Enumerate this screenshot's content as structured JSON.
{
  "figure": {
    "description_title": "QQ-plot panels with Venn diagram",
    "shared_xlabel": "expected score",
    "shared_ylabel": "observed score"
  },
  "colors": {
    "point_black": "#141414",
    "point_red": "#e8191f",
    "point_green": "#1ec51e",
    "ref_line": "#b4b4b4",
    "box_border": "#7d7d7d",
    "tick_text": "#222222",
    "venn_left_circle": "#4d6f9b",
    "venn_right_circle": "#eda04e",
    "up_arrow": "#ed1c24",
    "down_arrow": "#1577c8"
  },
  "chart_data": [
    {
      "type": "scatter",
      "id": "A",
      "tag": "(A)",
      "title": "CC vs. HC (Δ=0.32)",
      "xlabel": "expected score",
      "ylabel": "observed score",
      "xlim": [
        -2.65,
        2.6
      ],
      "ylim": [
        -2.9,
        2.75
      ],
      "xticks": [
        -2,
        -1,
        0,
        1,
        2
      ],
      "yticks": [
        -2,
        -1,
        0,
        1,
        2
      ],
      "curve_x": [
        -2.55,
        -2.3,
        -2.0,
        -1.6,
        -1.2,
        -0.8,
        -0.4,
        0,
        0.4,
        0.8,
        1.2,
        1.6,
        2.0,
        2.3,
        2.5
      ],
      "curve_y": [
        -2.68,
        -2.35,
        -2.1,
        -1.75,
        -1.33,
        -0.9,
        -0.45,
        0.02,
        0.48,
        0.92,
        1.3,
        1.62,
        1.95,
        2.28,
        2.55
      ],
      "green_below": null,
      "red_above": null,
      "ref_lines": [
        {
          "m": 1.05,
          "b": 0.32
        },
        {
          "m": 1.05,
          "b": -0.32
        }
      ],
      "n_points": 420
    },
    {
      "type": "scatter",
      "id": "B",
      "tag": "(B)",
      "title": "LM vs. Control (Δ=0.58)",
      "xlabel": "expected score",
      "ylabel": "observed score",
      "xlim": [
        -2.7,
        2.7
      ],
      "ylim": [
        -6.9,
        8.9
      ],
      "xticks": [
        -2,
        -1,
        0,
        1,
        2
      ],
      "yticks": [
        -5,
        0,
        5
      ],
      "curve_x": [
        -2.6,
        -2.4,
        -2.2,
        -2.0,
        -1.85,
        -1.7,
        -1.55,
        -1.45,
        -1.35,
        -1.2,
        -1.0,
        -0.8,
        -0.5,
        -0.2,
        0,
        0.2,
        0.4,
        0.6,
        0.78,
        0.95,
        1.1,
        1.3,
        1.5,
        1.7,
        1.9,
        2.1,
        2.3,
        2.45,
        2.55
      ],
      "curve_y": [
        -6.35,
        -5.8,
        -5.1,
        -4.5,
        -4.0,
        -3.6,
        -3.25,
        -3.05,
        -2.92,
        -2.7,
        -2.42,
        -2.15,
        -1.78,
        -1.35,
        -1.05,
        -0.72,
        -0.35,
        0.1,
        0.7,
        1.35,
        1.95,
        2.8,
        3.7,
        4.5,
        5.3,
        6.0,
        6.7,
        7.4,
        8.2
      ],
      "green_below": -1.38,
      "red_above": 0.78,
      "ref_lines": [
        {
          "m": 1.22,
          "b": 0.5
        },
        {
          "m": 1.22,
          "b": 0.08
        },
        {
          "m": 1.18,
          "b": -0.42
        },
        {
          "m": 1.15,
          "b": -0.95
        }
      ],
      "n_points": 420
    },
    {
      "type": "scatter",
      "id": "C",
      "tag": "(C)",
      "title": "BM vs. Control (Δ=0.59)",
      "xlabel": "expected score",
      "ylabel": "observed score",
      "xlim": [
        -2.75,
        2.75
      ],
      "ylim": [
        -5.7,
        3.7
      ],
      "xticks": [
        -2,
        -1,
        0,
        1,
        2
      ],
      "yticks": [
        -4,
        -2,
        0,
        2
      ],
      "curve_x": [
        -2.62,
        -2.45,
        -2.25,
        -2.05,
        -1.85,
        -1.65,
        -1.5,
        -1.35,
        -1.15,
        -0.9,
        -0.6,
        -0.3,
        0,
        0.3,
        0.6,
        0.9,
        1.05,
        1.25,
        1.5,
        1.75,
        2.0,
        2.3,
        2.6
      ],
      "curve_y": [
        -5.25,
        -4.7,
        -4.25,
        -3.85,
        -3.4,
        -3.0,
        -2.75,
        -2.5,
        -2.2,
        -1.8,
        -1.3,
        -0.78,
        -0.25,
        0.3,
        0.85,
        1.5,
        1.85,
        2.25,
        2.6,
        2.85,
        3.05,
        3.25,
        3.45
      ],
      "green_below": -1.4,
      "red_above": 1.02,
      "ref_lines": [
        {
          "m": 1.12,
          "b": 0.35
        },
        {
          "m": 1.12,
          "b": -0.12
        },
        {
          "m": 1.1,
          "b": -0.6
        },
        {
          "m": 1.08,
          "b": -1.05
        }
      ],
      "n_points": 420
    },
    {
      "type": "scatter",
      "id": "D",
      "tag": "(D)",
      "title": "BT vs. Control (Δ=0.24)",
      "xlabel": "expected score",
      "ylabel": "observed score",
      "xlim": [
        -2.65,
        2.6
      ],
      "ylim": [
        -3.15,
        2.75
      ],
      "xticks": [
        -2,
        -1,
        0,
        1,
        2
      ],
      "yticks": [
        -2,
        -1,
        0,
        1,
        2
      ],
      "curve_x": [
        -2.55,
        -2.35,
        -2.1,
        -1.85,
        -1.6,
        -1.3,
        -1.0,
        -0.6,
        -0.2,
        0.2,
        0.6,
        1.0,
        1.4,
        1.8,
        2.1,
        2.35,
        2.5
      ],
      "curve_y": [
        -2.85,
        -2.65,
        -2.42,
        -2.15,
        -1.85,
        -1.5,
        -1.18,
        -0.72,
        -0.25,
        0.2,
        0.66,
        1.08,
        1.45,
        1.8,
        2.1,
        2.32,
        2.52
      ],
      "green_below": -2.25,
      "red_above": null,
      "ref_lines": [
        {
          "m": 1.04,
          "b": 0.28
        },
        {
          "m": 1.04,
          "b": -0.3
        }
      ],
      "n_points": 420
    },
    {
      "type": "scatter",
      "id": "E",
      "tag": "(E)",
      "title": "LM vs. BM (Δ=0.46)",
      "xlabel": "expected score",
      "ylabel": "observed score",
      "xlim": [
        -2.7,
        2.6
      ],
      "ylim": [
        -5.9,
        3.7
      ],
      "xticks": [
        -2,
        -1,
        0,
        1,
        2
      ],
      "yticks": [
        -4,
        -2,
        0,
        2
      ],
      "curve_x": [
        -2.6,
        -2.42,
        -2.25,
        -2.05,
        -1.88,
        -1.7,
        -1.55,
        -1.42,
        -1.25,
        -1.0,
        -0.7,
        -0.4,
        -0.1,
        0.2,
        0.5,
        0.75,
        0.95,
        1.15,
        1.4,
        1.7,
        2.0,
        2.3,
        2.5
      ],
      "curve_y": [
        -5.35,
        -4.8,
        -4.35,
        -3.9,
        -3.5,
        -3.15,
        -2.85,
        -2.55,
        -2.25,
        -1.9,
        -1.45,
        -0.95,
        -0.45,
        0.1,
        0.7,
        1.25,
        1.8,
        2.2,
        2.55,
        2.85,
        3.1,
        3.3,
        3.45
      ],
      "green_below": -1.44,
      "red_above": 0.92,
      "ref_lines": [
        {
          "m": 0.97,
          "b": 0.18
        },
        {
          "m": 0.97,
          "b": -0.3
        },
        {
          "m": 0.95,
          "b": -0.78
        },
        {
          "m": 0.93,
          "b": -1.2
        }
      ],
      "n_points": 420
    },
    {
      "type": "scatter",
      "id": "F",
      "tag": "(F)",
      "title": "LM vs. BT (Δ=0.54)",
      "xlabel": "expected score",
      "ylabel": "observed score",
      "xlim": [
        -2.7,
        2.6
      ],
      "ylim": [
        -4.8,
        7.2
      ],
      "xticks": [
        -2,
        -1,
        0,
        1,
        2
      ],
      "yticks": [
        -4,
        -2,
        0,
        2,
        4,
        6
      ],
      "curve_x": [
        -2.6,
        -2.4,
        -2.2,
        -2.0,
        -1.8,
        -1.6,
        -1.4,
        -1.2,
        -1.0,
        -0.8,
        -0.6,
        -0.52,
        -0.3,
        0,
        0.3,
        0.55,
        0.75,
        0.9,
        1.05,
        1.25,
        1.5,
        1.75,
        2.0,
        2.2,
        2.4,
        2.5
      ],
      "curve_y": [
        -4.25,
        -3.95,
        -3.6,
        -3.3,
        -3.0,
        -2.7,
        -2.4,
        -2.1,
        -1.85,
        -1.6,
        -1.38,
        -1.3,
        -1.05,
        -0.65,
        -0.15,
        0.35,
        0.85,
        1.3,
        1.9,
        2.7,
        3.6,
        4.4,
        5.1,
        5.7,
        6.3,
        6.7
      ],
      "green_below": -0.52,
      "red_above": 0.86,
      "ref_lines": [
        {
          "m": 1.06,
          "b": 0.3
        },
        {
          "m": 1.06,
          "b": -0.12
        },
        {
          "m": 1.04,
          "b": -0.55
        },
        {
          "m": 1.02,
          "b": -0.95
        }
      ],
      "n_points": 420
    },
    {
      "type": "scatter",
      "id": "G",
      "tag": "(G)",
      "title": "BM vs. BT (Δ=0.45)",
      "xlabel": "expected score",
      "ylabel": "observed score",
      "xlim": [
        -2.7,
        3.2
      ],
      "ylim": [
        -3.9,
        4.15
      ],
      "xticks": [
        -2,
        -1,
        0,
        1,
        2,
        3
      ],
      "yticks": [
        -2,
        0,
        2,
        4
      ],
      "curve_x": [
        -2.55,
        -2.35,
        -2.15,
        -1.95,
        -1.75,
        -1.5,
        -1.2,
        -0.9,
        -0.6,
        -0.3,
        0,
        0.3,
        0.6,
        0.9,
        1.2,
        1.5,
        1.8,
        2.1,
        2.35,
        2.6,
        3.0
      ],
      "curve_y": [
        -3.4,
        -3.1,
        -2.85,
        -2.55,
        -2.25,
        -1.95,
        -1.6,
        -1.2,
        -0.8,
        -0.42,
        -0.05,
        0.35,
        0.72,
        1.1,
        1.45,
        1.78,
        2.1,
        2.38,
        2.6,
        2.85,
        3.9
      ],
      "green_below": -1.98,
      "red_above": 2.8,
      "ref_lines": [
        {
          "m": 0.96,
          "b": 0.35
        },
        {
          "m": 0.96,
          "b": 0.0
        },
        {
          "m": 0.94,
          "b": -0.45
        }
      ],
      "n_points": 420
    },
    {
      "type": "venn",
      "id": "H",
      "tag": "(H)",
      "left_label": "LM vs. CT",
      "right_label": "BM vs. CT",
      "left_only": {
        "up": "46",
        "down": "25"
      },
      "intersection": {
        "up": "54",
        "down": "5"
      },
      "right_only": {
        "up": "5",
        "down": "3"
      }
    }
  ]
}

_Task goal_.
Copy each line above where the string "Control" occurs.

_Final result_.
      "title": "LM vs. Control (Δ=0.58)",
      "title": "BM vs. Control (Δ=0.59)",
      "title": "BT vs. Control (Δ=0.24)",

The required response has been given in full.